++++ Material provided

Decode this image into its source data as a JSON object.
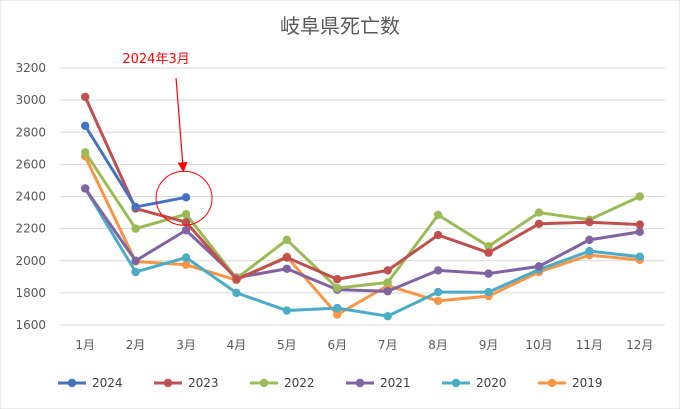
{
  "chart_data": {
    "type": "line",
    "title": "岐阜県死亡数",
    "xlabel": "",
    "ylabel": "",
    "categories": [
      "1月",
      "2月",
      "3月",
      "4月",
      "5月",
      "6月",
      "7月",
      "8月",
      "9月",
      "10月",
      "11月",
      "12月"
    ],
    "ylim": [
      1600,
      3200
    ],
    "yticks": [
      1600,
      1800,
      2000,
      2200,
      2400,
      2600,
      2800,
      3000,
      3200
    ],
    "grid": true,
    "legend_position": "bottom",
    "series": [
      {
        "name": "2024",
        "color": "#4472c4",
        "values": [
          2840,
          2335,
          2395,
          null,
          null,
          null,
          null,
          null,
          null,
          null,
          null,
          null
        ]
      },
      {
        "name": "2023",
        "color": "#c0504d",
        "values": [
          3020,
          2325,
          2240,
          1885,
          2020,
          1885,
          1940,
          2160,
          2050,
          2230,
          2240,
          2225
        ]
      },
      {
        "name": "2022",
        "color": "#9bbb59",
        "values": [
          2675,
          2200,
          2290,
          1890,
          2130,
          1830,
          1865,
          2285,
          2090,
          2300,
          2255,
          2400
        ]
      },
      {
        "name": "2021",
        "color": "#8064a2",
        "values": [
          2450,
          2000,
          2190,
          1895,
          1950,
          1820,
          1810,
          1940,
          1920,
          1965,
          2130,
          2180
        ]
      },
      {
        "name": "2020",
        "color": "#4bacc6",
        "values": [
          2450,
          1930,
          2020,
          1800,
          1690,
          1705,
          1655,
          1805,
          1805,
          1945,
          2060,
          2025
        ]
      },
      {
        "name": "2019",
        "color": "#f79646",
        "values": [
          2650,
          1995,
          1975,
          1880,
          2025,
          1665,
          1845,
          1750,
          1780,
          1930,
          2035,
          2005
        ]
      }
    ],
    "annotation": {
      "text": "2024年3月",
      "target_category": "3月",
      "target_value": 2395,
      "color": "#ff0000"
    }
  }
}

++++++++

_What is asked_
Excluding the pictures, reproduce every entry exactly as given.

_Response_
Decode this image into its source data as a JSON object.
{
  "chart_data": {
    "type": "line",
    "title": "岐阜県死亡数",
    "xlabel": "",
    "ylabel": "",
    "categories": [
      "1月",
      "2月",
      "3月",
      "4月",
      "5月",
      "6月",
      "7月",
      "8月",
      "9月",
      "10月",
      "11月",
      "12月"
    ],
    "ylim": [
      1600,
      3200
    ],
    "yticks": [
      1600,
      1800,
      2000,
      2200,
      2400,
      2600,
      2800,
      3000,
      3200
    ],
    "grid": true,
    "legend_position": "bottom",
    "series": [
      {
        "name": "2024",
        "color": "#4472c4",
        "values": [
          2840,
          2335,
          2395,
          null,
          null,
          null,
          null,
          null,
          null,
          null,
          null,
          null
        ]
      },
      {
        "name": "2023",
        "color": "#c0504d",
        "values": [
          3020,
          2325,
          2240,
          1885,
          2020,
          1885,
          1940,
          2160,
          2050,
          2230,
          2240,
          2225
        ]
      },
      {
        "name": "2022",
        "color": "#9bbb59",
        "values": [
          2675,
          2200,
          2290,
          1890,
          2130,
          1830,
          1865,
          2285,
          2090,
          2300,
          2255,
          2400
        ]
      },
      {
        "name": "2021",
        "color": "#8064a2",
        "values": [
          2450,
          2000,
          2190,
          1895,
          1950,
          1820,
          1810,
          1940,
          1920,
          1965,
          2130,
          2180
        ]
      },
      {
        "name": "2020",
        "color": "#4bacc6",
        "values": [
          2450,
          1930,
          2020,
          1800,
          1690,
          1705,
          1655,
          1805,
          1805,
          1945,
          2060,
          2025
        ]
      },
      {
        "name": "2019",
        "color": "#f79646",
        "values": [
          2650,
          1995,
          1975,
          1880,
          2025,
          1665,
          1845,
          1750,
          1780,
          1930,
          2035,
          2005
        ]
      }
    ],
    "annotation": {
      "text": "2024年3月",
      "target_category": "3月",
      "target_value": 2395,
      "color": "#ff0000"
    }
  }
}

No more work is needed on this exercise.